# Your objective
Extract the whole listing as it stands. Do not include the pictures.

# Input for this task
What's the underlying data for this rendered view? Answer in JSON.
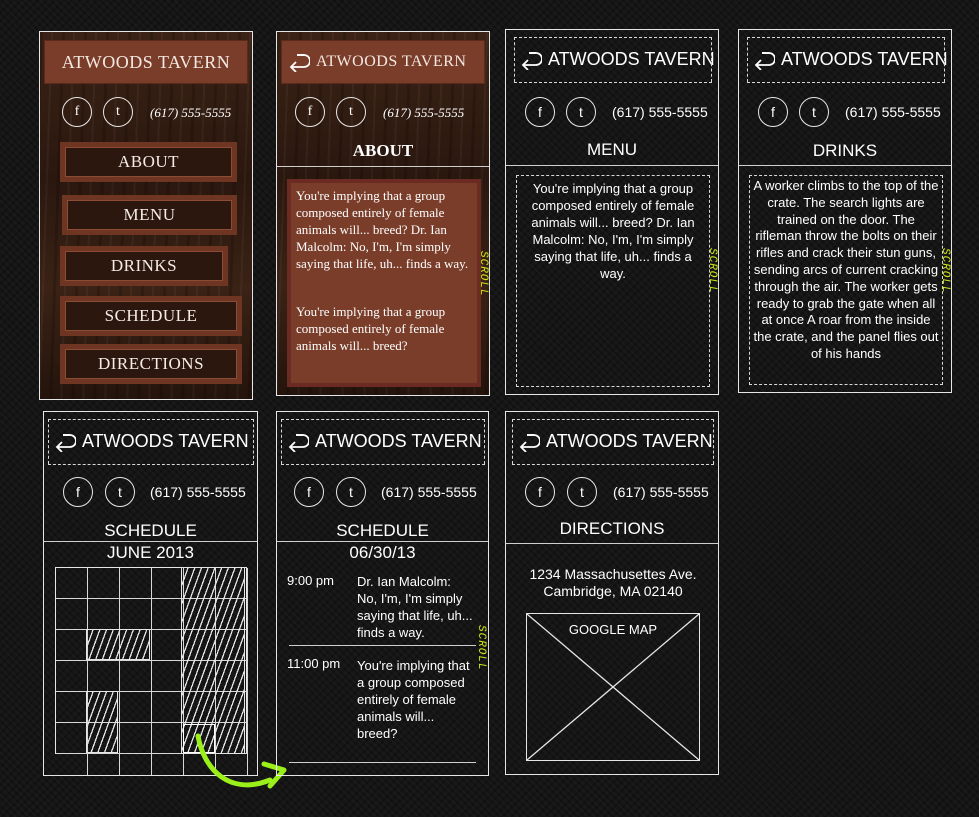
{
  "brand": "ATWOODS TAVERN",
  "phone": "(617) 555-5555",
  "social": {
    "facebook": "f",
    "twitter": "t"
  },
  "nav": [
    "ABOUT",
    "MENU",
    "DRINKS",
    "SCHEDULE",
    "DIRECTIONS"
  ],
  "scroll_label": "SCROLL",
  "colors": {
    "accent": "#cfe818",
    "wood_header": "#7a3d2a",
    "wood_button_border": "#6e3523"
  },
  "icons": {
    "back": "back-arrow-icon",
    "facebook": "facebook-icon",
    "twitter": "twitter-icon",
    "arrow": "curved-arrow-icon"
  },
  "about": {
    "title": "ABOUT",
    "para1": "You're implying that a group composed entirely of female animals will... breed? Dr. Ian Malcolm: No, I'm, I'm simply saying that life, uh... finds a way.",
    "para2": "You're implying that a group composed entirely of female animals will... breed?"
  },
  "menu": {
    "title": "MENU",
    "text": "You're implying that a group composed entirely of female animals will... breed? Dr. Ian Malcolm: No, I'm, I'm simply saying that life, uh... finds a way."
  },
  "drinks": {
    "title": "DRINKS",
    "text": "A worker climbs to the top of the crate. The search lights are trained on the door. The rifleman throw the bolts on their rifles and crack their stun guns, sending arcs of current cracking through the air. The worker gets ready to grab the gate when all at once A roar from the inside the crate, and the panel flies out of his hands"
  },
  "schedule_month": {
    "title": "SCHEDULE",
    "month": "JUNE 2013"
  },
  "schedule_day": {
    "title": "SCHEDULE",
    "date": "06/30/13",
    "events": [
      {
        "time": "9:00 pm",
        "text": "Dr. Ian Malcolm: No, I'm, I'm simply saying that life, uh... finds a way."
      },
      {
        "time": "11:00 pm",
        "text": "You're implying that a group composed entirely of female animals will... breed?"
      }
    ]
  },
  "directions": {
    "title": "DIRECTIONS",
    "address1": "1234 Massachusettes Ave.",
    "address2": "Cambridge, MA 02140",
    "map_label": "GOOGLE MAP"
  }
}
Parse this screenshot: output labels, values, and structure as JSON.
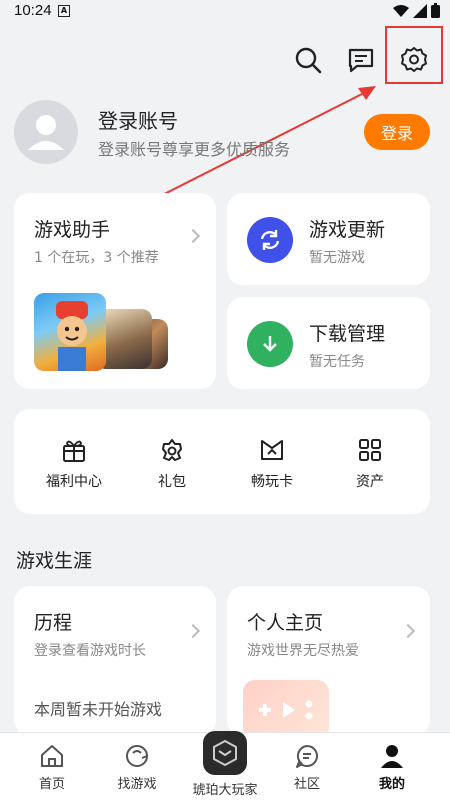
{
  "status_bar": {
    "time": "10:24"
  },
  "header": {
    "icons": [
      "search-icon",
      "message-icon",
      "settings-icon"
    ]
  },
  "profile": {
    "title": "登录账号",
    "subtitle": "登录账号尊享更多优质服务",
    "login_button": "登录"
  },
  "cards": {
    "game_assistant": {
      "title": "游戏助手",
      "desc": "1 个在玩，3 个推荐"
    },
    "game_update": {
      "title": "游戏更新",
      "desc": "暂无游戏"
    },
    "download_manager": {
      "title": "下载管理",
      "desc": "暂无任务"
    }
  },
  "quick_actions": [
    {
      "label": "福利中心",
      "icon": "gift-icon"
    },
    {
      "label": "礼包",
      "icon": "gift-pack-icon"
    },
    {
      "label": "畅玩卡",
      "icon": "play-card-icon"
    },
    {
      "label": "资产",
      "icon": "grid-icon"
    }
  ],
  "career": {
    "section_title": "游戏生涯",
    "history": {
      "title": "历程",
      "desc": "登录查看游戏时长",
      "note": "本周暂未开始游戏"
    },
    "homepage": {
      "title": "个人主页",
      "desc": "游戏世界无尽热爱"
    }
  },
  "bottom_nav": [
    {
      "label": "首页",
      "icon": "home-icon"
    },
    {
      "label": "找游戏",
      "icon": "find-game-icon"
    },
    {
      "label": "琥珀大玩家",
      "icon": "amber-player-icon"
    },
    {
      "label": "社区",
      "icon": "community-icon"
    },
    {
      "label": "我的",
      "icon": "profile-icon"
    }
  ],
  "colors": {
    "accent": "#ff7a00",
    "update_blue": "#3f51e8",
    "download_green": "#2fb15f",
    "annotation_red": "#e53935"
  }
}
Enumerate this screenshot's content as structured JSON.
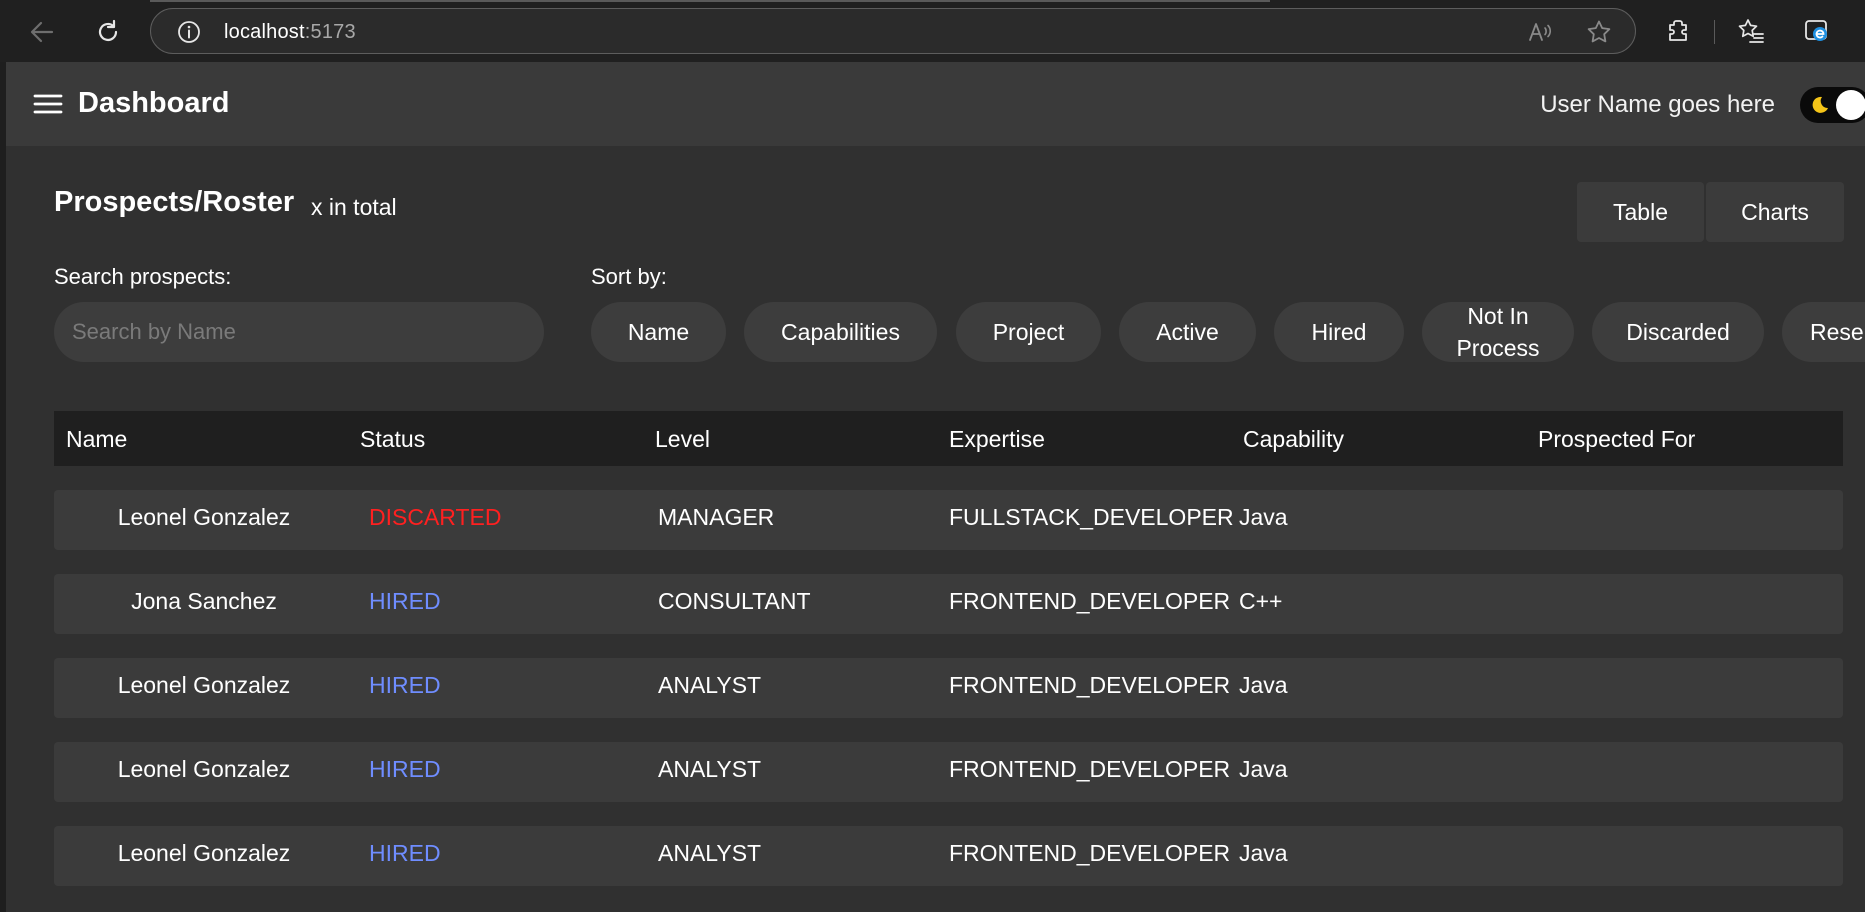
{
  "browser": {
    "url_host": "localhost",
    "url_port": ":5173"
  },
  "header": {
    "title": "Dashboard",
    "user_name": "User Name goes here"
  },
  "page": {
    "title": "Prospects/Roster",
    "count_text": "x in total",
    "view_toggle": {
      "table": "Table",
      "charts": "Charts"
    }
  },
  "search": {
    "label": "Search prospects:",
    "placeholder": "Search by Name"
  },
  "sort": {
    "label": "Sort by:",
    "chips": [
      "Name",
      "Capabilities",
      "Project",
      "Active",
      "Hired",
      "Not In\nProcess",
      "Discarded",
      "Rese"
    ]
  },
  "table": {
    "columns": [
      "Name",
      "Status",
      "Level",
      "Expertise",
      "Capability",
      "Prospected For"
    ],
    "rows": [
      {
        "name": "Leonel Gonzalez",
        "status": "DISCARTED",
        "level": "MANAGER",
        "expertise": "FULLSTACK_DEVELOPER",
        "capability": "Java",
        "prospected_for": ""
      },
      {
        "name": "Jona Sanchez",
        "status": "HIRED",
        "level": "CONSULTANT",
        "expertise": "FRONTEND_DEVELOPER",
        "capability": "C++",
        "prospected_for": ""
      },
      {
        "name": "Leonel Gonzalez",
        "status": "HIRED",
        "level": "ANALYST",
        "expertise": "FRONTEND_DEVELOPER",
        "capability": "Java",
        "prospected_for": ""
      },
      {
        "name": "Leonel Gonzalez",
        "status": "HIRED",
        "level": "ANALYST",
        "expertise": "FRONTEND_DEVELOPER",
        "capability": "Java",
        "prospected_for": ""
      },
      {
        "name": "Leonel Gonzalez",
        "status": "HIRED",
        "level": "ANALYST",
        "expertise": "FRONTEND_DEVELOPER",
        "capability": "Java",
        "prospected_for": ""
      }
    ]
  },
  "colors": {
    "status_discarded": "#ff2020",
    "status_hired": "#6f8dff",
    "toggle_moon": "#f5c518"
  }
}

# Answer in full
What's the underlying data for this rendered view? Answer in JSON.
{
  "brand": "ATWOODS TAVERN",
  "phone": "(617) 555-5555",
  "social": {
    "facebook": "f",
    "twitter": "t"
  },
  "nav": [
    "ABOUT",
    "MENU",
    "DRINKS",
    "SCHEDULE",
    "DIRECTIONS"
  ],
  "scroll_label": "SCROLL",
  "colors": {
    "accent": "#cfe818",
    "wood_header": "#7a3d2a",
    "wood_button_border": "#6e3523"
  },
  "icons": {
    "back": "back-arrow-icon",
    "facebook": "facebook-icon",
    "twitter": "twitter-icon",
    "arrow": "curved-arrow-icon"
  },
  "about": {
    "title": "ABOUT",
    "para1": "You're implying that a group composed entirely of female animals will... breed? Dr. Ian Malcolm: No, I'm, I'm simply saying that life, uh... finds a way.",
    "para2": "You're implying that a group composed entirely of female animals will... breed?"
  },
  "menu": {
    "title": "MENU",
    "text": "You're implying that a group composed entirely of female animals will... breed? Dr. Ian Malcolm: No, I'm, I'm simply saying that life, uh... finds a way."
  },
  "drinks": {
    "title": "DRINKS",
    "text": "A worker climbs to the top of the crate. The search lights are trained on the door. The rifleman throw the bolts on their rifles and crack their stun guns, sending arcs of current cracking through the air. The worker gets ready to grab the gate when all at once A roar from the inside the crate, and the panel flies out of his hands"
  },
  "schedule_month": {
    "title": "SCHEDULE",
    "month": "JUNE 2013"
  },
  "schedule_day": {
    "title": "SCHEDULE",
    "date": "06/30/13",
    "events": [
      {
        "time": "9:00 pm",
        "text": "Dr. Ian Malcolm: No, I'm, I'm simply saying that life, uh... finds a way."
      },
      {
        "time": "11:00 pm",
        "text": "You're implying that a group composed entirely of female animals will... breed?"
      }
    ]
  },
  "directions": {
    "title": "DIRECTIONS",
    "address1": "1234 Massachusettes Ave.",
    "address2": "Cambridge, MA 02140",
    "map_label": "GOOGLE MAP"
  }
}
Parse this screenshot: output labels, values, and structure as JSON.
{
  "status_bar": {
    "time": "10:24"
  },
  "header": {
    "icons": [
      "search-icon",
      "message-icon",
      "settings-icon"
    ]
  },
  "profile": {
    "title": "登录账号",
    "subtitle": "登录账号尊享更多优质服务",
    "login_button": "登录"
  },
  "cards": {
    "game_assistant": {
      "title": "游戏助手",
      "desc": "1 个在玩，3 个推荐"
    },
    "game_update": {
      "title": "游戏更新",
      "desc": "暂无游戏"
    },
    "download_manager": {
      "title": "下载管理",
      "desc": "暂无任务"
    }
  },
  "quick_actions": [
    {
      "label": "福利中心",
      "icon": "gift-icon"
    },
    {
      "label": "礼包",
      "icon": "gift-pack-icon"
    },
    {
      "label": "畅玩卡",
      "icon": "play-card-icon"
    },
    {
      "label": "资产",
      "icon": "grid-icon"
    }
  ],
  "career": {
    "section_title": "游戏生涯",
    "history": {
      "title": "历程",
      "desc": "登录查看游戏时长",
      "note": "本周暂未开始游戏"
    },
    "homepage": {
      "title": "个人主页",
      "desc": "游戏世界无尽热爱"
    }
  },
  "bottom_nav": [
    {
      "label": "首页",
      "icon": "home-icon"
    },
    {
      "label": "找游戏",
      "icon": "find-game-icon"
    },
    {
      "label": "琥珀大玩家",
      "icon": "amber-player-icon"
    },
    {
      "label": "社区",
      "icon": "community-icon"
    },
    {
      "label": "我的",
      "icon": "profile-icon"
    }
  ],
  "colors": {
    "accent": "#ff7a00",
    "update_blue": "#3f51e8",
    "download_green": "#2fb15f",
    "annotation_red": "#e53935"
  }
}
Enumerate this screenshot's content as structured JSON.
{
  "browser": {
    "url_host": "localhost",
    "url_port": ":5173"
  },
  "header": {
    "title": "Dashboard",
    "user_name": "User Name goes here"
  },
  "page": {
    "title": "Prospects/Roster",
    "count_text": "x in total",
    "view_toggle": {
      "table": "Table",
      "charts": "Charts"
    }
  },
  "search": {
    "label": "Search prospects:",
    "placeholder": "Search by Name"
  },
  "sort": {
    "label": "Sort by:",
    "chips": [
      "Name",
      "Capabilities",
      "Project",
      "Active",
      "Hired",
      "Not In\nProcess",
      "Discarded",
      "Rese"
    ]
  },
  "table": {
    "columns": [
      "Name",
      "Status",
      "Level",
      "Expertise",
      "Capability",
      "Prospected For"
    ],
    "rows": [
      {
        "name": "Leonel Gonzalez",
        "status": "DISCARTED",
        "level": "MANAGER",
        "expertise": "FULLSTACK_DEVELOPER",
        "capability": "Java",
        "prospected_for": ""
      },
      {
        "name": "Jona Sanchez",
        "status": "HIRED",
        "level": "CONSULTANT",
        "expertise": "FRONTEND_DEVELOPER",
        "capability": "C++",
        "prospected_for": ""
      },
      {
        "name": "Leonel Gonzalez",
        "status": "HIRED",
        "level": "ANALYST",
        "expertise": "FRONTEND_DEVELOPER",
        "capability": "Java",
        "prospected_for": ""
      },
      {
        "name": "Leonel Gonzalez",
        "status": "HIRED",
        "level": "ANALYST",
        "expertise": "FRONTEND_DEVELOPER",
        "capability": "Java",
        "prospected_for": ""
      },
      {
        "name": "Leonel Gonzalez",
        "status": "HIRED",
        "level": "ANALYST",
        "expertise": "FRONTEND_DEVELOPER",
        "capability": "Java",
        "prospected_for": ""
      }
    ]
  },
  "colors": {
    "status_discarded": "#ff2020",
    "status_hired": "#6f8dff",
    "toggle_moon": "#f5c518"
  }
}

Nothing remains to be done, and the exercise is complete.